SHORT TASK
Only lines with the word "screenshot" are needed; collect each of them from the listing below.

INFORMATION SHOWN
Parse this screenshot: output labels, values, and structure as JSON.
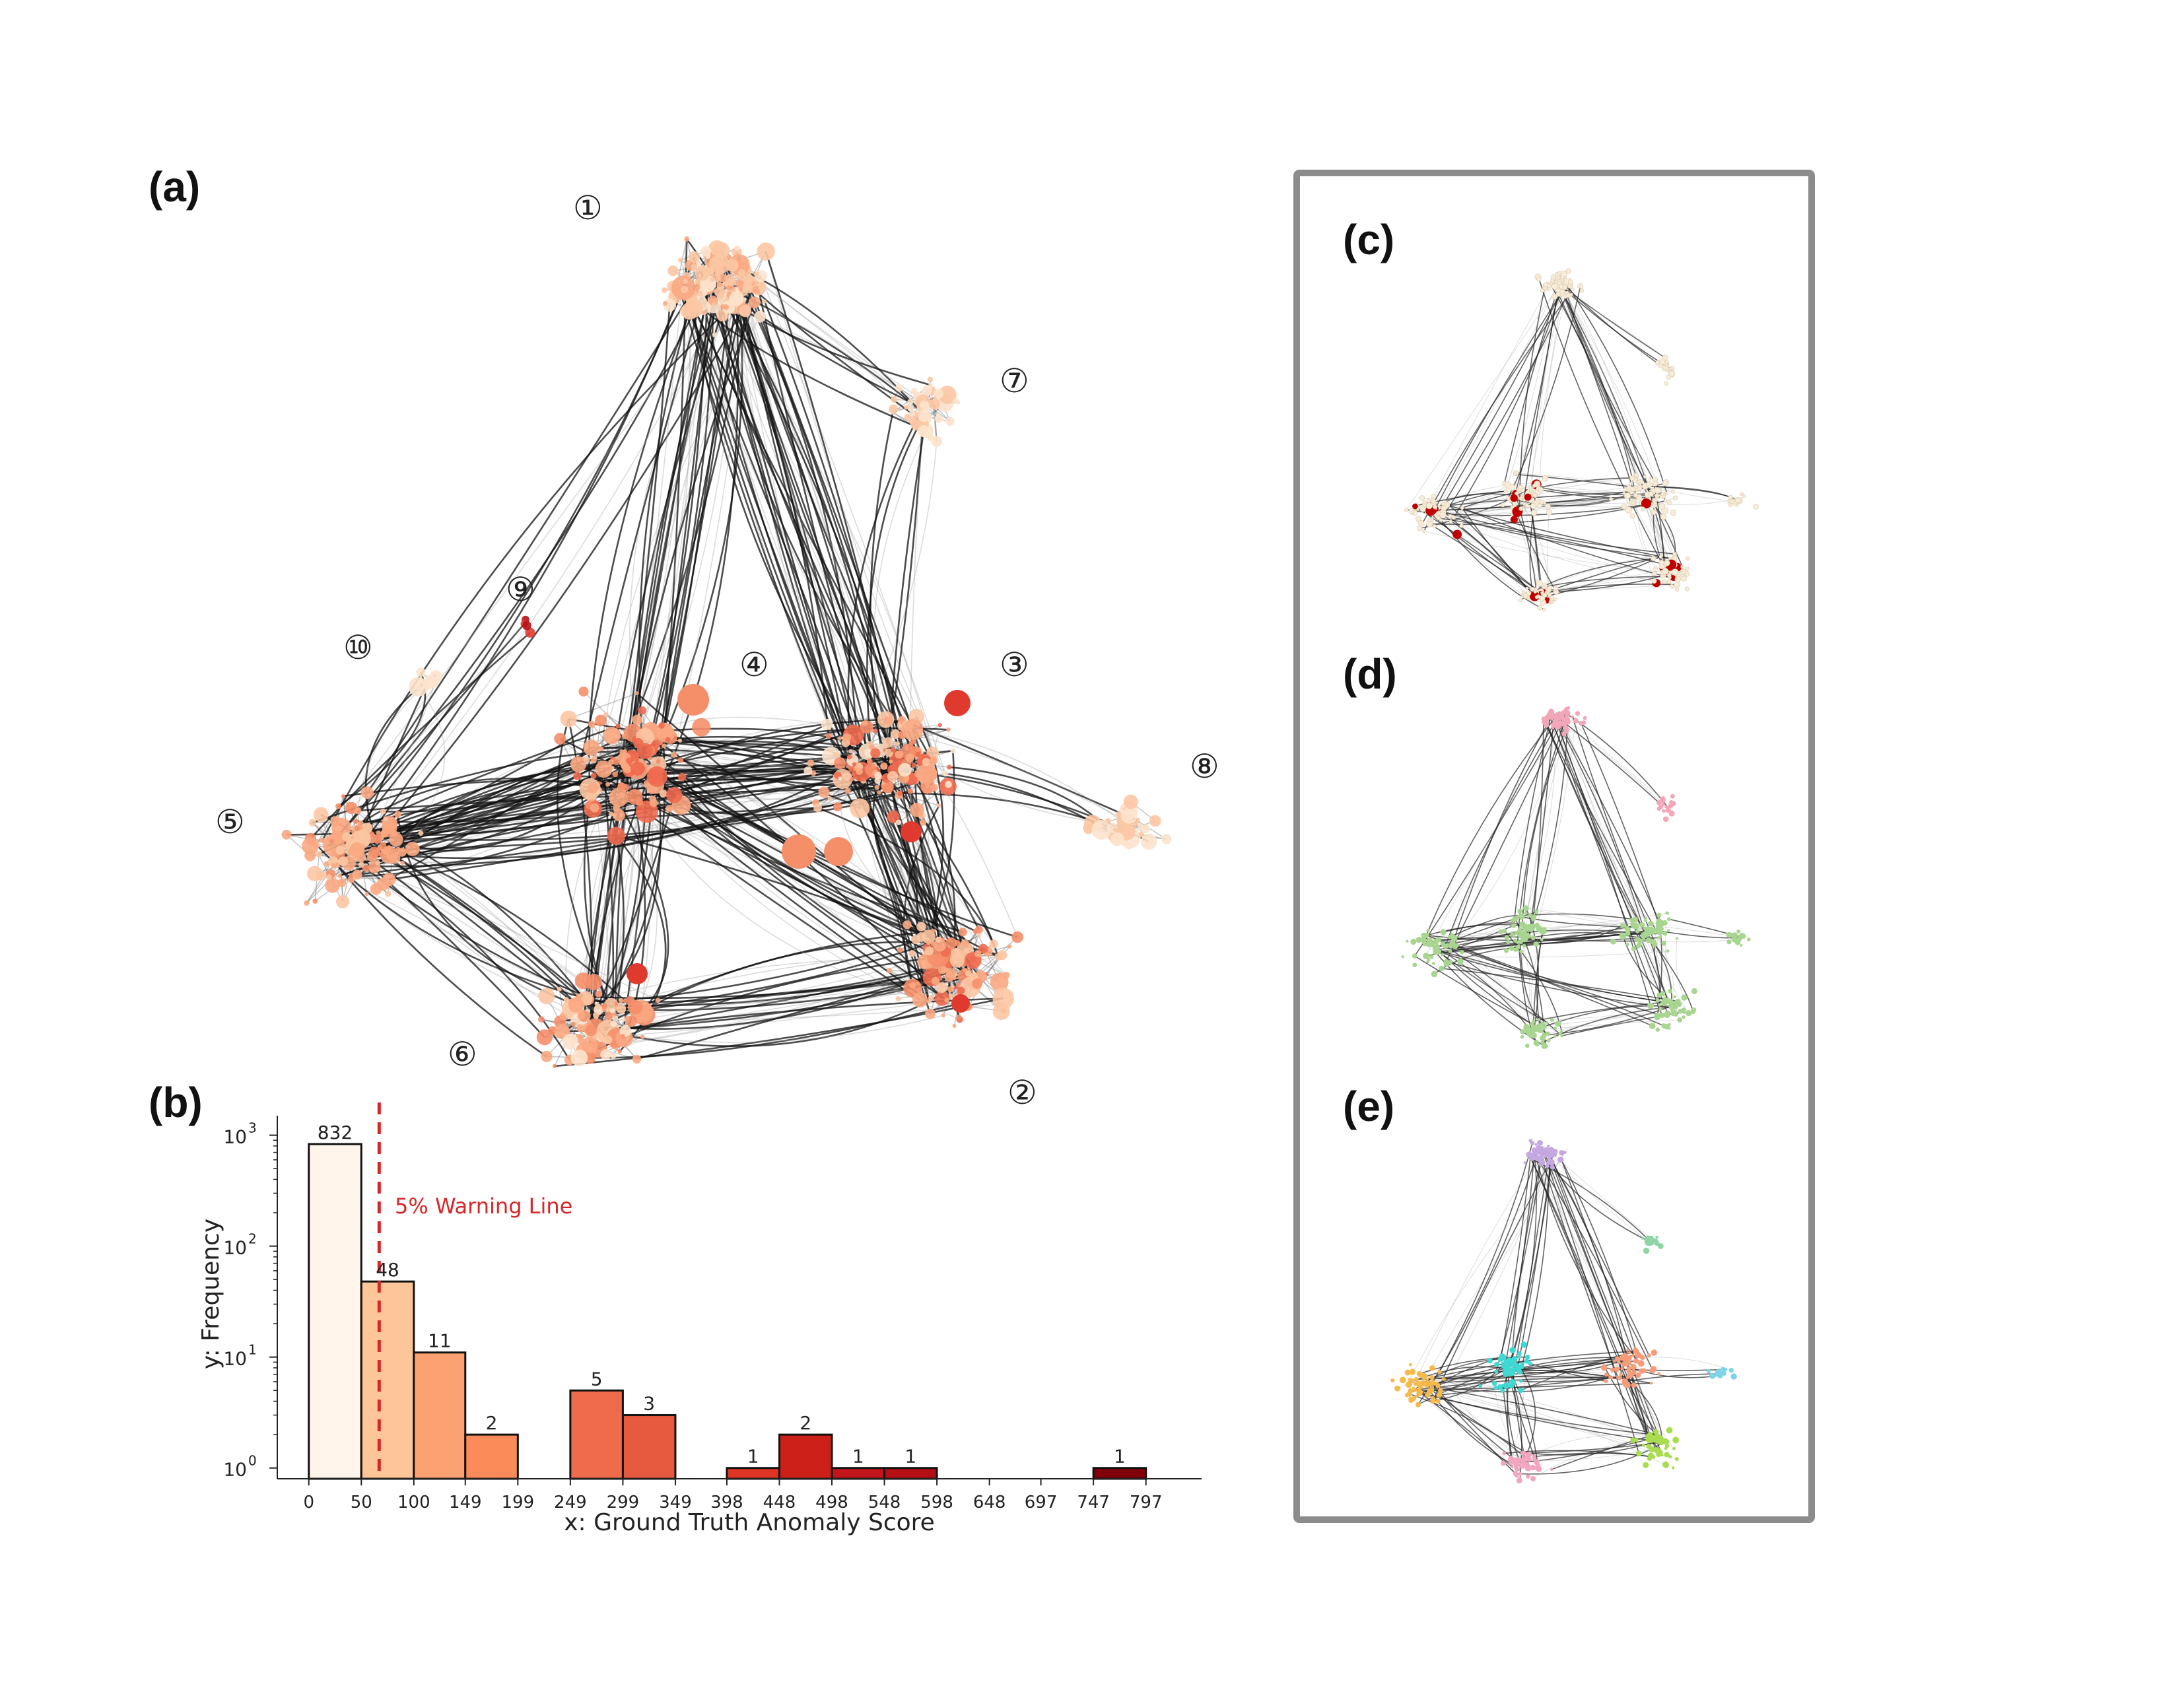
{
  "panels": {
    "a": "(a)",
    "b": "(b)",
    "c": "(c)",
    "d": "(d)",
    "e": "(e)"
  },
  "network_a": {
    "cluster_markers": [
      "①",
      "②",
      "③",
      "④",
      "⑤",
      "⑥",
      "⑦",
      "⑧",
      "⑨",
      "⑩"
    ],
    "node_colors": [
      "#fde3cc",
      "#fcc6a3",
      "#fba982",
      "#f58f6a",
      "#ef6a4f",
      "#e03a2e",
      "#b51218"
    ]
  },
  "network_c": {
    "node_color": "#f7ecd9",
    "anomaly_color": "#c00000"
  },
  "network_d": {
    "cluster_colors": [
      "#f2a6b8",
      "#a8d58f"
    ]
  },
  "network_e": {
    "cluster_colors": [
      "#c6a8e0",
      "#8fd6a6",
      "#f7b94a",
      "#3fd9d4",
      "#f79c7a",
      "#a9dc4f",
      "#f4a5c0",
      "#7fd4e8",
      "#d6b88a"
    ]
  },
  "chart_data": {
    "type": "bar",
    "title": "",
    "xlabel": "x: Ground Truth Anomaly Score",
    "ylabel": "y: Frequency",
    "yscale": "log",
    "ylim": [
      0.8,
      1500
    ],
    "yticks": [
      1,
      10,
      100,
      1000
    ],
    "ytick_labels": [
      [
        "10",
        "0"
      ],
      [
        "10",
        "1"
      ],
      [
        "10",
        "2"
      ],
      [
        "10",
        "3"
      ]
    ],
    "xlim": [
      -30,
      850
    ],
    "xtick_labels": [
      "0",
      "50",
      "100",
      "149",
      "199",
      "249",
      "299",
      "349",
      "398",
      "448",
      "498",
      "548",
      "598",
      "648",
      "697",
      "747",
      "797"
    ],
    "bins": [
      {
        "start": 0,
        "end": 50,
        "value": 832,
        "label": "832",
        "color": "#fff5eb"
      },
      {
        "start": 50,
        "end": 100,
        "value": 48,
        "label": "48",
        "color": "#fdc698"
      },
      {
        "start": 100,
        "end": 149,
        "value": 11,
        "label": "11",
        "color": "#fca272"
      },
      {
        "start": 149,
        "end": 199,
        "value": 2,
        "label": "2",
        "color": "#fb8c5a"
      },
      {
        "start": 249,
        "end": 299,
        "value": 5,
        "label": "5",
        "color": "#f06b4c"
      },
      {
        "start": 299,
        "end": 349,
        "value": 3,
        "label": "3",
        "color": "#e85a40"
      },
      {
        "start": 398,
        "end": 448,
        "value": 1,
        "label": "1",
        "color": "#e03425"
      },
      {
        "start": 448,
        "end": 498,
        "value": 2,
        "label": "2",
        "color": "#cc2018"
      },
      {
        "start": 498,
        "end": 548,
        "value": 1,
        "label": "1",
        "color": "#c2161a"
      },
      {
        "start": 548,
        "end": 598,
        "value": 1,
        "label": "1",
        "color": "#b30f14"
      },
      {
        "start": 747,
        "end": 797,
        "value": 1,
        "label": "1",
        "color": "#7f0009"
      }
    ],
    "warning_line": {
      "x": 67,
      "label": "5% Warning Line",
      "color": "#d62728"
    },
    "grid": false
  }
}
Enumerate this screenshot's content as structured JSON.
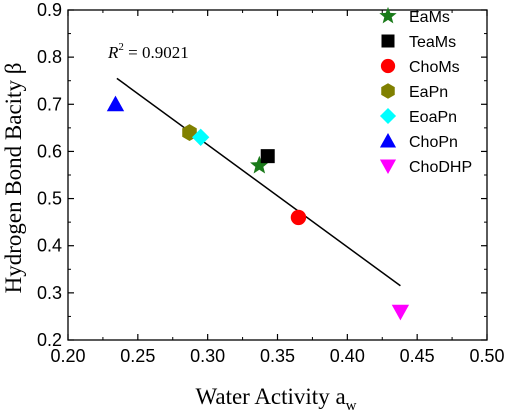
{
  "chart_data": {
    "type": "scatter",
    "xlabel": "Water Activity a",
    "xlabel_sub": "w",
    "ylabel": "Hydrogen Bond Bacity β",
    "xlim": [
      0.2,
      0.5
    ],
    "ylim": [
      0.2,
      0.9
    ],
    "xticks": [
      "0.20",
      "0.25",
      "0.30",
      "0.35",
      "0.40",
      "0.45",
      "0.50"
    ],
    "yticks": [
      "0.2",
      "0.3",
      "0.4",
      "0.5",
      "0.6",
      "0.7",
      "0.8",
      "0.9"
    ],
    "legend_position": "right",
    "series": [
      {
        "name": "EaMs",
        "marker": "star",
        "color": "#1a7a1a",
        "x": 0.337,
        "y": 0.57
      },
      {
        "name": "TeaMs",
        "marker": "square",
        "color": "#000000",
        "x": 0.343,
        "y": 0.59
      },
      {
        "name": "ChoMs",
        "marker": "circle",
        "color": "#ff0000",
        "x": 0.365,
        "y": 0.46
      },
      {
        "name": "EaPn",
        "marker": "hexagon",
        "color": "#808000",
        "x": 0.287,
        "y": 0.64
      },
      {
        "name": "EoaPn",
        "marker": "diamond",
        "color": "#00ffff",
        "x": 0.295,
        "y": 0.63
      },
      {
        "name": "ChoPn",
        "marker": "triangle-up",
        "color": "#0000ff",
        "x": 0.234,
        "y": 0.7
      },
      {
        "name": "ChoDHP",
        "marker": "triangle-down",
        "color": "#ff00ff",
        "x": 0.438,
        "y": 0.26
      }
    ],
    "fit_line": {
      "x": [
        0.235,
        0.438
      ],
      "y": [
        0.755,
        0.315
      ]
    },
    "annotation": {
      "r2_italic": "R",
      "r2_sup": "2",
      "r2_text": " = 0.9021"
    }
  }
}
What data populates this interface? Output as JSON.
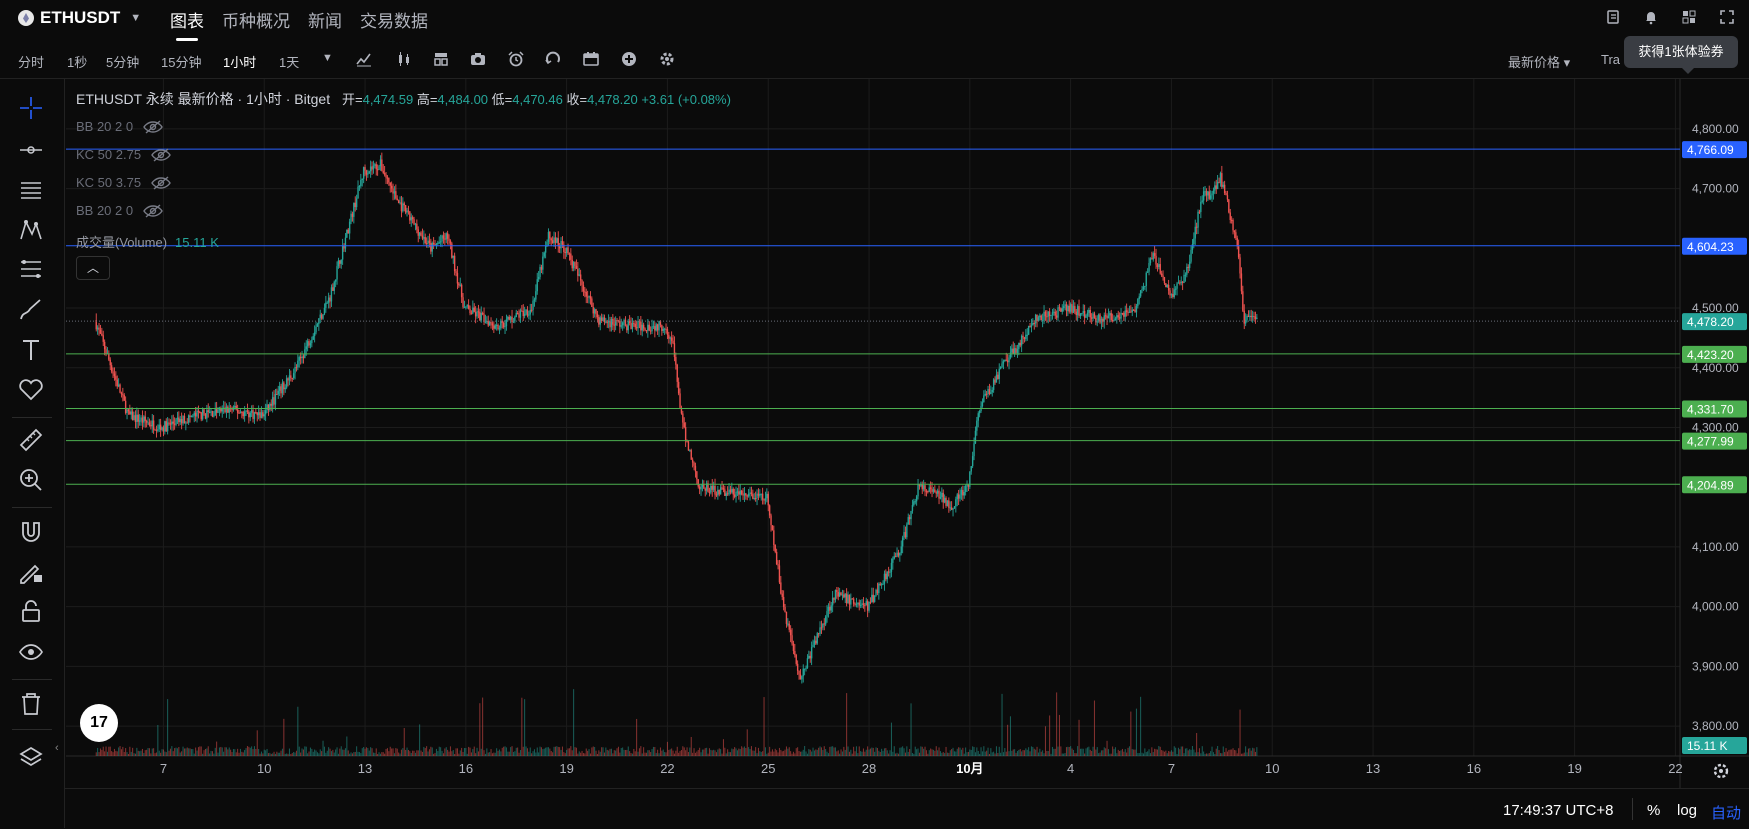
{
  "header": {
    "symbol": "ETHUSDT",
    "tabs": [
      {
        "label": "图表",
        "active": true
      },
      {
        "label": "币种概况",
        "active": false
      },
      {
        "label": "新闻",
        "active": false
      },
      {
        "label": "交易数据",
        "active": false
      }
    ]
  },
  "toolbar": {
    "timeframes": [
      "分时",
      "1秒",
      "5分钟",
      "15分钟",
      "1小时",
      "1天"
    ],
    "active_timeframe": "1小时",
    "price_type": "最新价格 ▾",
    "tra": "Tra",
    "tooltip": "获得1张体验券"
  },
  "legend": {
    "title": "ETHUSDT 永续 最新价格 · 1小时 · Bitget",
    "open_label": "开=",
    "open": "4,474.59",
    "high_label": "高=",
    "high": "4,484.00",
    "low_label": "低=",
    "low": "4,470.46",
    "close_label": "收=",
    "close": "4,478.20",
    "change": "+3.61 (+0.08%)",
    "indicators": [
      "BB 20 2 0",
      "KC 50 2.75",
      "KC 50 3.75",
      "BB 20 2 0"
    ],
    "volume_label": "成交量(Volume)",
    "volume_value": "15.11 K",
    "collapse_icon": "chevron-up-icon"
  },
  "chart_data": {
    "type": "candlestick",
    "symbol": "ETHUSDT",
    "timeframe": "1小时",
    "y_ticks": [
      "4,800.00",
      "4,700.00",
      "4,500.00",
      "4,400.00",
      "4,300.00",
      "4,100.00",
      "4,000.00",
      "3,900.00",
      "3,800.00"
    ],
    "x_ticks": [
      "7",
      "10",
      "13",
      "16",
      "19",
      "22",
      "25",
      "28",
      "10月",
      "4",
      "7",
      "10",
      "13",
      "16",
      "19",
      "22"
    ],
    "price_range": [
      3770,
      4840
    ],
    "price_path_x": [
      5,
      6,
      7,
      8,
      9,
      10,
      11,
      12,
      13,
      13.5,
      14,
      15,
      15.5,
      16,
      17,
      18,
      18.5,
      19,
      20,
      21,
      22,
      22.2,
      22.5,
      23,
      24,
      25,
      25.5,
      26,
      26.5,
      27,
      28,
      29,
      29.5,
      30,
      30.5,
      31,
      31.3,
      31.5,
      32,
      33,
      34,
      35,
      36,
      36.5,
      37,
      37.5,
      38,
      38.2,
      38.5,
      39,
      39.2,
      39.6
    ],
    "price_path_y": [
      4480,
      4320,
      4300,
      4320,
      4330,
      4320,
      4400,
      4520,
      4730,
      4740,
      4680,
      4600,
      4620,
      4500,
      4470,
      4500,
      4620,
      4600,
      4480,
      4470,
      4470,
      4440,
      4300,
      4200,
      4190,
      4180,
      4000,
      3880,
      3950,
      4020,
      4000,
      4100,
      4200,
      4190,
      4170,
      4200,
      4330,
      4350,
      4400,
      4480,
      4500,
      4480,
      4500,
      4590,
      4520,
      4560,
      4700,
      4690,
      4720,
      4610,
      4480,
      4478.2
    ],
    "horizontal_lines": [
      {
        "price": 4766.09,
        "label": "4,766.09",
        "color": "#2962ff"
      },
      {
        "price": 4604.23,
        "label": "4,604.23",
        "color": "#2962ff"
      },
      {
        "price": 4423.2,
        "label": "4,423.20",
        "color": "#4caf50"
      },
      {
        "price": 4331.7,
        "label": "4,331.70",
        "color": "#4caf50"
      },
      {
        "price": 4277.99,
        "label": "4,277.99",
        "color": "#4caf50"
      },
      {
        "price": 4204.89,
        "label": "4,204.89",
        "color": "#4caf50"
      }
    ],
    "last_price": {
      "price": 4478.2,
      "label": "4,478.20",
      "color": "#26a69a"
    },
    "volume_label": {
      "label": "15.11 K",
      "color": "#26a69a"
    },
    "up_color": "#26a69a",
    "down_color": "#ef5350"
  },
  "statusbar": {
    "clock": "17:49:37 UTC+8",
    "percent": "%",
    "log": "log",
    "auto": "自动"
  },
  "logo_text": "17"
}
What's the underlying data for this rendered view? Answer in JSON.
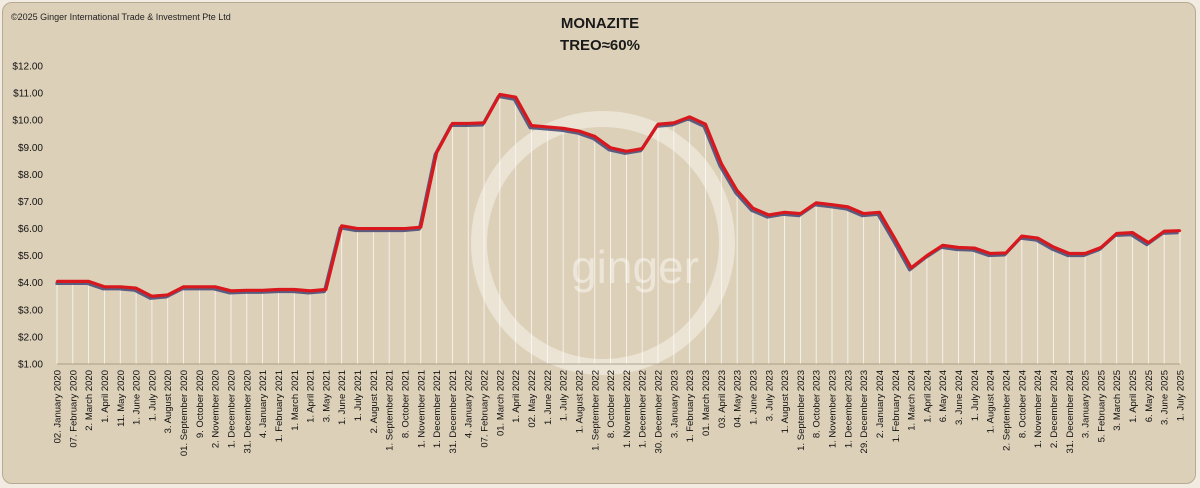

COMPLETED EXERCISE
Parse this screenshot: output labels, values, and structure as JSON.
Enumerate this screenshot's content as structured JSON.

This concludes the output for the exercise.